Task material →
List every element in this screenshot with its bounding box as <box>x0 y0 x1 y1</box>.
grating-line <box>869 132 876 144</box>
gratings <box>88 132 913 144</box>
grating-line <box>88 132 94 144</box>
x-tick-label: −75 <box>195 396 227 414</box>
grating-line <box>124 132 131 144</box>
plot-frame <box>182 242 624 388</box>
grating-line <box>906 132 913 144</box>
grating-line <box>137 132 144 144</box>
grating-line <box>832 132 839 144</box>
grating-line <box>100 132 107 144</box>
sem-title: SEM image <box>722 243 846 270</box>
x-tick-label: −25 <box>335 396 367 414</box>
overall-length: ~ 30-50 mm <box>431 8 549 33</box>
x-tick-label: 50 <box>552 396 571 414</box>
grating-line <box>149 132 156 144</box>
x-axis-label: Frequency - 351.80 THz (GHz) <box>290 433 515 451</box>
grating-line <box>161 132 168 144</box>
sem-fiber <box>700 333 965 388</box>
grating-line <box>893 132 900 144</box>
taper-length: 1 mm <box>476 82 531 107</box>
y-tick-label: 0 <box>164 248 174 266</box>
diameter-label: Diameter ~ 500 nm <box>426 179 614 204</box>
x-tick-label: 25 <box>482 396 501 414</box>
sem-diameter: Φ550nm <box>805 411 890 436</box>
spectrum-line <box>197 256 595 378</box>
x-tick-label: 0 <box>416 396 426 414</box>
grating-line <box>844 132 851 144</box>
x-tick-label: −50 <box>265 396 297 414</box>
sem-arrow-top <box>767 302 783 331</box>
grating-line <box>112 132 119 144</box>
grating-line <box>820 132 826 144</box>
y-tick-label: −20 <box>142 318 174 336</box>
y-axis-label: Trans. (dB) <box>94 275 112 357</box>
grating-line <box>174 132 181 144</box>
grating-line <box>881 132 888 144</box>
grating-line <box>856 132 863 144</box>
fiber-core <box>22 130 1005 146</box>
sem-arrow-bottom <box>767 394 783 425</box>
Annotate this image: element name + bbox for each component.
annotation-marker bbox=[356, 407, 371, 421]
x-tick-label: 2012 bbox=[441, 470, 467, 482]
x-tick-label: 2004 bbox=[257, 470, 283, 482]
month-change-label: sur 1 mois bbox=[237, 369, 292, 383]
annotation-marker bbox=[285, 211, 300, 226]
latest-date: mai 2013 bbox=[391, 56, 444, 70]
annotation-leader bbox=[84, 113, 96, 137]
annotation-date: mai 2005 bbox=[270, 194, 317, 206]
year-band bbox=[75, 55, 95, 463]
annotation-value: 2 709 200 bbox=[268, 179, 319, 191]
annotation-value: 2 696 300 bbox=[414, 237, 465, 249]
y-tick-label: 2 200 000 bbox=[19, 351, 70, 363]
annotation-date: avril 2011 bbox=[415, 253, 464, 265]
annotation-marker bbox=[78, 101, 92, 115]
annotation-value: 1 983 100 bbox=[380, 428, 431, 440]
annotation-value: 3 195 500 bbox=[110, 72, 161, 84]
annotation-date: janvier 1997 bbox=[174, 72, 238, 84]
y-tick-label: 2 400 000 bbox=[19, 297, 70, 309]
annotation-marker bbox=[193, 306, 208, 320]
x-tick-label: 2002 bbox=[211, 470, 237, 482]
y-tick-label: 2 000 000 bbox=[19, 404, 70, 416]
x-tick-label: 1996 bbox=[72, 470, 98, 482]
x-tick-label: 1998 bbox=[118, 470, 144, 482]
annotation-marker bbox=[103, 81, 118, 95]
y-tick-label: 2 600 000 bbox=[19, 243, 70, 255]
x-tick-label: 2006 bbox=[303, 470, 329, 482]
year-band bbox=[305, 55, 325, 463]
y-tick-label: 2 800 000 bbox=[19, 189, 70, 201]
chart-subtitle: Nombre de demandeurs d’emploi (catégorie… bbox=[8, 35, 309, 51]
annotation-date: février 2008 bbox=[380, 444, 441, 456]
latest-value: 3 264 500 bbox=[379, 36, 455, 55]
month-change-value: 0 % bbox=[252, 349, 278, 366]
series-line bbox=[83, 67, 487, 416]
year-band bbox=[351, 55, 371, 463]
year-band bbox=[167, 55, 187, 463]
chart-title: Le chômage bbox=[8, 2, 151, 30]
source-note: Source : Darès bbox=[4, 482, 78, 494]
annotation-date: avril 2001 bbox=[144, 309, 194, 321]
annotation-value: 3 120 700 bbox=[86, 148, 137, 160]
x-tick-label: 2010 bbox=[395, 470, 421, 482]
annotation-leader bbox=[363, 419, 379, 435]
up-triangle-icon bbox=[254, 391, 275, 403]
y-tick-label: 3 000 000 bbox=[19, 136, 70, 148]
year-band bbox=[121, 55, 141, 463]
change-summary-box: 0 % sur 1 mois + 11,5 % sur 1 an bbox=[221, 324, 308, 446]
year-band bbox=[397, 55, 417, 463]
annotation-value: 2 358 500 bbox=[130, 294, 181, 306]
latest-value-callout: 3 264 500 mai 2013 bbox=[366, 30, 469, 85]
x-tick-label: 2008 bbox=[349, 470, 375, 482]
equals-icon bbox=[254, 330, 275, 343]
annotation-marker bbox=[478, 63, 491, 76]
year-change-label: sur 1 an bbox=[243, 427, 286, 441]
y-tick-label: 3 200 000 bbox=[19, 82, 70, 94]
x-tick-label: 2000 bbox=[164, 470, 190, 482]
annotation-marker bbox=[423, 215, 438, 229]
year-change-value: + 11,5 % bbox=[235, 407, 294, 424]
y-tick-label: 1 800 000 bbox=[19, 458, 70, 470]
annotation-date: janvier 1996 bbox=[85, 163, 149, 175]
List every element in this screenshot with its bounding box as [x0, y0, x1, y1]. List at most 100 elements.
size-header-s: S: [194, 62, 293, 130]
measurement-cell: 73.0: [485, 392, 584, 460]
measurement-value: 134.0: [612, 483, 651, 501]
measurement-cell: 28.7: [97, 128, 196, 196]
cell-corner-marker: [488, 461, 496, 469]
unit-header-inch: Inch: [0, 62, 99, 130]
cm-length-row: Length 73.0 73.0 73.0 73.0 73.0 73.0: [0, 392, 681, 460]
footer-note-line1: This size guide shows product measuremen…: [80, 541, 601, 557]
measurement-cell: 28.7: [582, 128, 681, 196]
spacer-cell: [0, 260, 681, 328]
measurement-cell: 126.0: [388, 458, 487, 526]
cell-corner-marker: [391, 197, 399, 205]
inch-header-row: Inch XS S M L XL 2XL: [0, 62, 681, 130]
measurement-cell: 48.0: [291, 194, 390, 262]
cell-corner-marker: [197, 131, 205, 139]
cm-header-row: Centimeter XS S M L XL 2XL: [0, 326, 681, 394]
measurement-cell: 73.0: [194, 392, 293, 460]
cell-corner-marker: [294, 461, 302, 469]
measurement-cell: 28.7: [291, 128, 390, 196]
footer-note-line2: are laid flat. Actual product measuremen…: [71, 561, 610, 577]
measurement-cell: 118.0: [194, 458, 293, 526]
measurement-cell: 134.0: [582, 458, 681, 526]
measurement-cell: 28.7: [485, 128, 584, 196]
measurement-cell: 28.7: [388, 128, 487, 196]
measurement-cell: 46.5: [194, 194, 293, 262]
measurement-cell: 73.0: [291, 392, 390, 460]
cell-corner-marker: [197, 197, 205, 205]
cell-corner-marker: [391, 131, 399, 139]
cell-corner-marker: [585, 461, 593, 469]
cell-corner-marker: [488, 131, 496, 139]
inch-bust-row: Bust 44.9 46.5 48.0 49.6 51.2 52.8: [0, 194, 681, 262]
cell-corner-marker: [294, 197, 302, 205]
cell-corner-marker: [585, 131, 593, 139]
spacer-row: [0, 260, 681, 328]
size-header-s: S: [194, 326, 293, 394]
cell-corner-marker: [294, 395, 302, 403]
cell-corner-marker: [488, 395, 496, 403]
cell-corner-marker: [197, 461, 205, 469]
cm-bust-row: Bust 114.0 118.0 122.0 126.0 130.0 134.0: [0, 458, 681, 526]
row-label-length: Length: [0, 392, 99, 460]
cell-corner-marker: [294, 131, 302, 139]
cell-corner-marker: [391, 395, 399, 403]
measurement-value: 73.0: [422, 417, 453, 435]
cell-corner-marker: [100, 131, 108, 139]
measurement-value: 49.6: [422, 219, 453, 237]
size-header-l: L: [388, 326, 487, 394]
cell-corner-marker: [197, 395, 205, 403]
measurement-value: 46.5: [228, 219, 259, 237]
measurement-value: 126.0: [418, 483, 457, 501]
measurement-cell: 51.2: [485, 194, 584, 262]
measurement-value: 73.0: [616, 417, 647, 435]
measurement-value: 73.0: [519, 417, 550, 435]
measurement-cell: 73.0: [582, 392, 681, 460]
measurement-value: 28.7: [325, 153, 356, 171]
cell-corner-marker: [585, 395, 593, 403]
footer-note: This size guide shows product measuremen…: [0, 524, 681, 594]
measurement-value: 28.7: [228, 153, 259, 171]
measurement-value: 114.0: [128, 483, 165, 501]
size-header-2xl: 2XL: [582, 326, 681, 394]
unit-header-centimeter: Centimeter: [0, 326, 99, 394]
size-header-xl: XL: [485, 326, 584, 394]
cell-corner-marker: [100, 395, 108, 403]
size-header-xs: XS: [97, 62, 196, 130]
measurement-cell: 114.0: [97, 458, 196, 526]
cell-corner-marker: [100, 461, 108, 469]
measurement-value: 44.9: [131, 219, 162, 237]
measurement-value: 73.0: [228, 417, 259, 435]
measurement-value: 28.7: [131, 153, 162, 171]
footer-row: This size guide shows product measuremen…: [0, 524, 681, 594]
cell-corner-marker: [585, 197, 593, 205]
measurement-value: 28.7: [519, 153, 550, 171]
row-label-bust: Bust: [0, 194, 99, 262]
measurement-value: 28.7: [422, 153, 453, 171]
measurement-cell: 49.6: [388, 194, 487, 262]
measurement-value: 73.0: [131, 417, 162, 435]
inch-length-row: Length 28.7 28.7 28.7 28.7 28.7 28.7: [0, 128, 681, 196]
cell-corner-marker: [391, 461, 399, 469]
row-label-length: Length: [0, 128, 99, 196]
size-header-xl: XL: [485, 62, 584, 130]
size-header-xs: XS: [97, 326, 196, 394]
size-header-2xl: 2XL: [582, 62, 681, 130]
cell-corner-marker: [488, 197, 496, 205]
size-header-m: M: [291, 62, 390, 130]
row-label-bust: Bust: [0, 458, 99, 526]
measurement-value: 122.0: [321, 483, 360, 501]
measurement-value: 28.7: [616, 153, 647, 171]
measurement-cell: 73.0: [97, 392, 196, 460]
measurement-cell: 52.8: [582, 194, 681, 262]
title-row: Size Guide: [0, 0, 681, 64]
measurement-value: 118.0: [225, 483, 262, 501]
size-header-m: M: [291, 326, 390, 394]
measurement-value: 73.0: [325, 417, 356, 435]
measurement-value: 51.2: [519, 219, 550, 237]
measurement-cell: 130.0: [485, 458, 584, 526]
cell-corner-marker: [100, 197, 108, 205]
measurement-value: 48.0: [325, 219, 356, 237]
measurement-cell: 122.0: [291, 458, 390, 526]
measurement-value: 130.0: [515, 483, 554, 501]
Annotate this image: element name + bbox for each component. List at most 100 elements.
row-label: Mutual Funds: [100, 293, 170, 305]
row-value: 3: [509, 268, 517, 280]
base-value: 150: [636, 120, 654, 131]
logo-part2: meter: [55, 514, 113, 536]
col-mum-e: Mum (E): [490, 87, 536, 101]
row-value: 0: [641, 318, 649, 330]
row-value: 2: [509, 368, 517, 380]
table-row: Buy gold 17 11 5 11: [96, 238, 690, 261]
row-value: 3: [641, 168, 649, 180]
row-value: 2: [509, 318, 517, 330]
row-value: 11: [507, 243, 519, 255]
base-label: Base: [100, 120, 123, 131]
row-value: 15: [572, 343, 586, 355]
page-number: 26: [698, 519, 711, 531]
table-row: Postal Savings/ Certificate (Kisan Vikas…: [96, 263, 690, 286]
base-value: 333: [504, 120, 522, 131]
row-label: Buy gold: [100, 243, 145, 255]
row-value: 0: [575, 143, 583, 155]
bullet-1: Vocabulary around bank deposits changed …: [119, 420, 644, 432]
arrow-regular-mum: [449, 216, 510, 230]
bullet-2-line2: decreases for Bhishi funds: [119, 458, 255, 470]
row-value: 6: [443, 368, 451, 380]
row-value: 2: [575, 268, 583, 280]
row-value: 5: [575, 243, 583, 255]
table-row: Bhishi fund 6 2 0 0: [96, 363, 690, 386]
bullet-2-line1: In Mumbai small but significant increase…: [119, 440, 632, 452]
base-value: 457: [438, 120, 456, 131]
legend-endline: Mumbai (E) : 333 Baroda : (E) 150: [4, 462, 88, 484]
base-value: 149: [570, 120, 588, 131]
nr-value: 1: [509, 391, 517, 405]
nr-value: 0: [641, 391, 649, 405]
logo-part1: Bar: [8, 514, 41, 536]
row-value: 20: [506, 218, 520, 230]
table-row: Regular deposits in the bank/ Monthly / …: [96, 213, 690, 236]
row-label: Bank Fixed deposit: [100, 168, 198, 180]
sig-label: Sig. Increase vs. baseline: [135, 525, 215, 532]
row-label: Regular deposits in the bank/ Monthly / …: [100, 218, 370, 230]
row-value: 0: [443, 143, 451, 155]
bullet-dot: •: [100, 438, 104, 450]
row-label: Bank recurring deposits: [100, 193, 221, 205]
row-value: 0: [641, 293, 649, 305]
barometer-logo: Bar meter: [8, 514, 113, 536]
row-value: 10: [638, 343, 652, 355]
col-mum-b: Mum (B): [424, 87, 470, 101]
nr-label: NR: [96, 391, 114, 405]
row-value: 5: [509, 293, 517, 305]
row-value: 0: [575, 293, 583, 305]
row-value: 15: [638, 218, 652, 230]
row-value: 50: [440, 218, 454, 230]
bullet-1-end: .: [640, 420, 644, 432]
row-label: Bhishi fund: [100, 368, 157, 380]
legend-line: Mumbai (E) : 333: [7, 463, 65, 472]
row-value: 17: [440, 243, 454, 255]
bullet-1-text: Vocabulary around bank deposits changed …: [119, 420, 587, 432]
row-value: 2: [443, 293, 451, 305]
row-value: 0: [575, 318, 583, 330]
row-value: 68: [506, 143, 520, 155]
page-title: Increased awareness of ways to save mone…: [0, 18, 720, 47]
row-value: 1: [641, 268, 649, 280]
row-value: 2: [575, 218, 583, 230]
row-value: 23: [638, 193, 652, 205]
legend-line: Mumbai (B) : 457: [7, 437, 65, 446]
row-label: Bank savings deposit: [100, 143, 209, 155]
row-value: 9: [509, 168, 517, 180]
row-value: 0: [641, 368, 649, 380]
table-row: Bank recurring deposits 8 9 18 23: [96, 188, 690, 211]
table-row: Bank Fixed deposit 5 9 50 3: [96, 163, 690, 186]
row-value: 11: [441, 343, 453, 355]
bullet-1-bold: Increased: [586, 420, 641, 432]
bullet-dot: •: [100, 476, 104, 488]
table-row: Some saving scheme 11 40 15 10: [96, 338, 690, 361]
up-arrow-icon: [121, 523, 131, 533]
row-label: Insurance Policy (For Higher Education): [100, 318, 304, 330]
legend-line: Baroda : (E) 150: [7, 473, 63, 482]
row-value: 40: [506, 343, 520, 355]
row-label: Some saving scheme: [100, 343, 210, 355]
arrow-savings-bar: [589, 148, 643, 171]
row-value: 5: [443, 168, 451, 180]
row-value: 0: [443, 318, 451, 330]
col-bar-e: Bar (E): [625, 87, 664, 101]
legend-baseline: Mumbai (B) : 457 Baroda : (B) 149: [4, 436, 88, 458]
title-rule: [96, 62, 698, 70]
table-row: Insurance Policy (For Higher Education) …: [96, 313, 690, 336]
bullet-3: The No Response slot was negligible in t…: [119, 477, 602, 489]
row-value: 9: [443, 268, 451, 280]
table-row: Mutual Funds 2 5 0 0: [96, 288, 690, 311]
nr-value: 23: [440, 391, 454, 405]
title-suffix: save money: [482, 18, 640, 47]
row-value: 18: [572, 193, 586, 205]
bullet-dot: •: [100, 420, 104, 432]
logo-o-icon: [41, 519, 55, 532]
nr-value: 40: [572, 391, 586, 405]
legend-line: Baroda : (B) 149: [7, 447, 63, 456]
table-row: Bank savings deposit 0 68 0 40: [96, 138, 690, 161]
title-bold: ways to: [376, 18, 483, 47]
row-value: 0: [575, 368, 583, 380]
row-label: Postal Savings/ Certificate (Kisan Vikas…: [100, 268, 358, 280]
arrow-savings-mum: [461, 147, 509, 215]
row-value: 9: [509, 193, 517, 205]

Requirement → Copy the records verbatim, starting at their first line and ending at the line that contains "x-tick-label: 25 <box>482 396 501 414</box>", with both ends included.

Result →
List every element in this screenshot with its bounding box as <box>x0 y0 x1 y1</box>.
grating-line <box>869 132 876 144</box>
gratings <box>88 132 913 144</box>
grating-line <box>88 132 94 144</box>
x-tick-label: −75 <box>195 396 227 414</box>
grating-line <box>124 132 131 144</box>
plot-frame <box>182 242 624 388</box>
grating-line <box>906 132 913 144</box>
grating-line <box>137 132 144 144</box>
grating-line <box>832 132 839 144</box>
grating-line <box>100 132 107 144</box>
sem-title: SEM image <box>722 243 846 270</box>
x-tick-label: −25 <box>335 396 367 414</box>
overall-length: ~ 30-50 mm <box>431 8 549 33</box>
x-tick-label: 50 <box>552 396 571 414</box>
grating-line <box>149 132 156 144</box>
x-axis-label: Frequency - 351.80 THz (GHz) <box>290 433 515 451</box>
grating-line <box>161 132 168 144</box>
sem-fiber <box>700 333 965 388</box>
grating-line <box>893 132 900 144</box>
taper-length: 1 mm <box>476 82 531 107</box>
y-tick-label: 0 <box>164 248 174 266</box>
diameter-label: Diameter ~ 500 nm <box>426 179 614 204</box>
x-tick-label: 25 <box>482 396 501 414</box>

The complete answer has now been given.